_DIRECTIONS FOR THIS TASK_
Show all lines holding the string "JSON".

+++

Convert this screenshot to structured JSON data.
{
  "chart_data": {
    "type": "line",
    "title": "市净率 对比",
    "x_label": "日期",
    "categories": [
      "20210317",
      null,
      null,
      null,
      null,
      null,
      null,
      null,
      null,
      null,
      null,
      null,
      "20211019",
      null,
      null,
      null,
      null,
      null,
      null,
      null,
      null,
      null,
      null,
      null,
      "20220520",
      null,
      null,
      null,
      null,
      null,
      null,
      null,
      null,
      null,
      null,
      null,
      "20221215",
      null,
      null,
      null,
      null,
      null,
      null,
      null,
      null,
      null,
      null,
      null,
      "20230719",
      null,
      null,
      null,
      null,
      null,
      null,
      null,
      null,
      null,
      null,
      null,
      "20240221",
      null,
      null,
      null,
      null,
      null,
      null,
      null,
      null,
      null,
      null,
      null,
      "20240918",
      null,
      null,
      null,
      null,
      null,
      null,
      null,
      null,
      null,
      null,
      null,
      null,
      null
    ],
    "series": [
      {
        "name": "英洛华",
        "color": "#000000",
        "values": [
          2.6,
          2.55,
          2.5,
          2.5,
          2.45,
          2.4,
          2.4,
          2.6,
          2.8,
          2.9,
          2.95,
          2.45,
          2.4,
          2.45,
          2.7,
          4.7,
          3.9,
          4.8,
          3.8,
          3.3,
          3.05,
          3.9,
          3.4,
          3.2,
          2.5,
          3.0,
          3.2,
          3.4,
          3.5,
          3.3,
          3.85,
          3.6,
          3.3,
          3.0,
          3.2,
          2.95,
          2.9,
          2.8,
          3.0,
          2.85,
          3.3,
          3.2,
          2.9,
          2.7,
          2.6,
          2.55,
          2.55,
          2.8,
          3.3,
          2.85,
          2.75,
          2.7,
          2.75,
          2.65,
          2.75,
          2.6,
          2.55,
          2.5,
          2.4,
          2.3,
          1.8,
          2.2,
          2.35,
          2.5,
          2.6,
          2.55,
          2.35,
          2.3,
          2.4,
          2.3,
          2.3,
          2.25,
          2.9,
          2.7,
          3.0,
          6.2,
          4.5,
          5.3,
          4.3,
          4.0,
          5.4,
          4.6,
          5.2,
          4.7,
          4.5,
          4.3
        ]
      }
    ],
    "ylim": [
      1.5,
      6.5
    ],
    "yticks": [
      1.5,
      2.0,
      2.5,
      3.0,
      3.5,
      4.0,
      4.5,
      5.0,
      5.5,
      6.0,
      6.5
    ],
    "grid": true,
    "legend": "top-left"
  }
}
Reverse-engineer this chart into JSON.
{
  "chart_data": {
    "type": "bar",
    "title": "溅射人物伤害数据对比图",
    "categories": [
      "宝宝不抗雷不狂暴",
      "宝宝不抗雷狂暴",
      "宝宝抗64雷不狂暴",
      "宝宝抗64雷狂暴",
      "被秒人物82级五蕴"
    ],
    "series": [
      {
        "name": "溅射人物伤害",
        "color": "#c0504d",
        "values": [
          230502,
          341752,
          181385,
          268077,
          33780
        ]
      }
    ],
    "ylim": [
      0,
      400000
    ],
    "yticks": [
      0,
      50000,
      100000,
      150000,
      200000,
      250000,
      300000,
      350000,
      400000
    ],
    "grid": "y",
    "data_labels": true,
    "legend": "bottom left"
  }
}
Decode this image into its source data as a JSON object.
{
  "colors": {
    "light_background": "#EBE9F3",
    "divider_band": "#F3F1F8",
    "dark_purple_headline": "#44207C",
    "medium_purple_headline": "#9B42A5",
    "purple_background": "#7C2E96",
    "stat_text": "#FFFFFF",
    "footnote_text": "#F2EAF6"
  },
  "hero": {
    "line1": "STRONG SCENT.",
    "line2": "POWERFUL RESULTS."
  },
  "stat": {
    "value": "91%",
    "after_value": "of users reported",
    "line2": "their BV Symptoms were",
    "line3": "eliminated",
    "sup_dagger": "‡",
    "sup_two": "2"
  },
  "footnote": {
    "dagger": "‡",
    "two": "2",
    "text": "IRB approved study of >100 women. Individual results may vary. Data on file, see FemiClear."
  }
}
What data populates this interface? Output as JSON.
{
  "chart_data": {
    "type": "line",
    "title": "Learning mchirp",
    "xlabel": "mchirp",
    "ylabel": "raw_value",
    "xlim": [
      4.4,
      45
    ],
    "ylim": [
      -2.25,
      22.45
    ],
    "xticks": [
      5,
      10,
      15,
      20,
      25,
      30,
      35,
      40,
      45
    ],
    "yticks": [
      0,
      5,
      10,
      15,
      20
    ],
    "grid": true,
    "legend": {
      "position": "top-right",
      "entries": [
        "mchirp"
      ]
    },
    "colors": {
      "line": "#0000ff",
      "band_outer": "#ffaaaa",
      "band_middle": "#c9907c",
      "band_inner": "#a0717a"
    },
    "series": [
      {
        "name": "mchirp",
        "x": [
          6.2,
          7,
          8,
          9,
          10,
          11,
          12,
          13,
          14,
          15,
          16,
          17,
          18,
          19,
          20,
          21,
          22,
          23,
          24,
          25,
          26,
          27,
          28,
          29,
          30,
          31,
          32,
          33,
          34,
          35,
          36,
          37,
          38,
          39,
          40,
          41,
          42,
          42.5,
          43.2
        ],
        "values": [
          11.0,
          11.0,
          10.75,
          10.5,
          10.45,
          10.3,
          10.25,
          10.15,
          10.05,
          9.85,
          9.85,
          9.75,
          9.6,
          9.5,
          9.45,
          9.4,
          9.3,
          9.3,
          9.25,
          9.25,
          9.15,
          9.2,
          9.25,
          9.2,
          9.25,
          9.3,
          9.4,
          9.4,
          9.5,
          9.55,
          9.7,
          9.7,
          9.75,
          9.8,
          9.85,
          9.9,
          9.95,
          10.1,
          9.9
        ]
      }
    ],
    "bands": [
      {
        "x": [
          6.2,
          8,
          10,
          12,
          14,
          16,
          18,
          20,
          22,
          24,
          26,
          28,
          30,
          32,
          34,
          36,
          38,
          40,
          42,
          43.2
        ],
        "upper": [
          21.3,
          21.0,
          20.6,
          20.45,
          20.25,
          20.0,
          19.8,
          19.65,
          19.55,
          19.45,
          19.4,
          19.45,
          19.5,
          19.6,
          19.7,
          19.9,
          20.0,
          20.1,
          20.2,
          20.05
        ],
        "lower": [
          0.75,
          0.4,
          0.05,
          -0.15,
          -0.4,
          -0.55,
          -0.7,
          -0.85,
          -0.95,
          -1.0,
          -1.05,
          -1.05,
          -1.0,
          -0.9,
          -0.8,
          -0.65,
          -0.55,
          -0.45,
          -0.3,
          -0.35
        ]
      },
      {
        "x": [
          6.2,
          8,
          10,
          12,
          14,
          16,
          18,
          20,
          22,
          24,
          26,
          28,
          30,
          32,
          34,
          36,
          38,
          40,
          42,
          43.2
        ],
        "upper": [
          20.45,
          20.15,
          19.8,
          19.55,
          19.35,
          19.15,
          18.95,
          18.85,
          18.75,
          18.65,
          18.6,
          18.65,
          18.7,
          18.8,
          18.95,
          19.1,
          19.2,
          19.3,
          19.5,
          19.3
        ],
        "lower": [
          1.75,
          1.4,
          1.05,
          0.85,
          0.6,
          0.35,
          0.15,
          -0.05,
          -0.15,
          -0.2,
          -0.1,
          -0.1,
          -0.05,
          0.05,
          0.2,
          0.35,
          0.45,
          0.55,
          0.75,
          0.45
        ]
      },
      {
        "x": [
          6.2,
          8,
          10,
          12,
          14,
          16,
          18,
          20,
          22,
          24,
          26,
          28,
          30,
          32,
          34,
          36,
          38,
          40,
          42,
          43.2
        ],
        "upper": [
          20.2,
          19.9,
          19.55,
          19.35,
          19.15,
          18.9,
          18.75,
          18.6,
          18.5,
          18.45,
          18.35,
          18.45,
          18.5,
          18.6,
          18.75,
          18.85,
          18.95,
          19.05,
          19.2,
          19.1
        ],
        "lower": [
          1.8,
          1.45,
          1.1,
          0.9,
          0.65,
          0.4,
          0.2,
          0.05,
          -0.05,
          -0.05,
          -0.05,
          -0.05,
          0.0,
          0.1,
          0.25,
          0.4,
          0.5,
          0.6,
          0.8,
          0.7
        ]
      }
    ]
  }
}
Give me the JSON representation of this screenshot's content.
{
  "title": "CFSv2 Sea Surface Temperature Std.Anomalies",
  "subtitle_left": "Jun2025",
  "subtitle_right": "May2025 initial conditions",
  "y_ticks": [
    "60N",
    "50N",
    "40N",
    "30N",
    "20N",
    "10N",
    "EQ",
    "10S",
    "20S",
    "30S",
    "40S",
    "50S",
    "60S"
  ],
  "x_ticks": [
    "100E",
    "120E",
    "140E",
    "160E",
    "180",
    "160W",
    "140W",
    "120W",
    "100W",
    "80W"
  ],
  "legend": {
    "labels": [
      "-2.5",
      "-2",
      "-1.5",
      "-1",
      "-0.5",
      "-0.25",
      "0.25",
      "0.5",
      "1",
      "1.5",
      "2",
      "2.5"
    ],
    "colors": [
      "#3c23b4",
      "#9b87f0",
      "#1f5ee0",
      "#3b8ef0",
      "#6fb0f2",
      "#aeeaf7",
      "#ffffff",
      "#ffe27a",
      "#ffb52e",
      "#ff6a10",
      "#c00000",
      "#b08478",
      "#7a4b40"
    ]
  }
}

+++

_RESPONSE TO THE EXERCISE_
Convert this screenshot to structured JSON data.
Reverse-engineer this chart into JSON.
Decode this image into its source data as a JSON object.
What data populates this interface? Output as JSON.
Give me the JSON representation of this screenshot's content.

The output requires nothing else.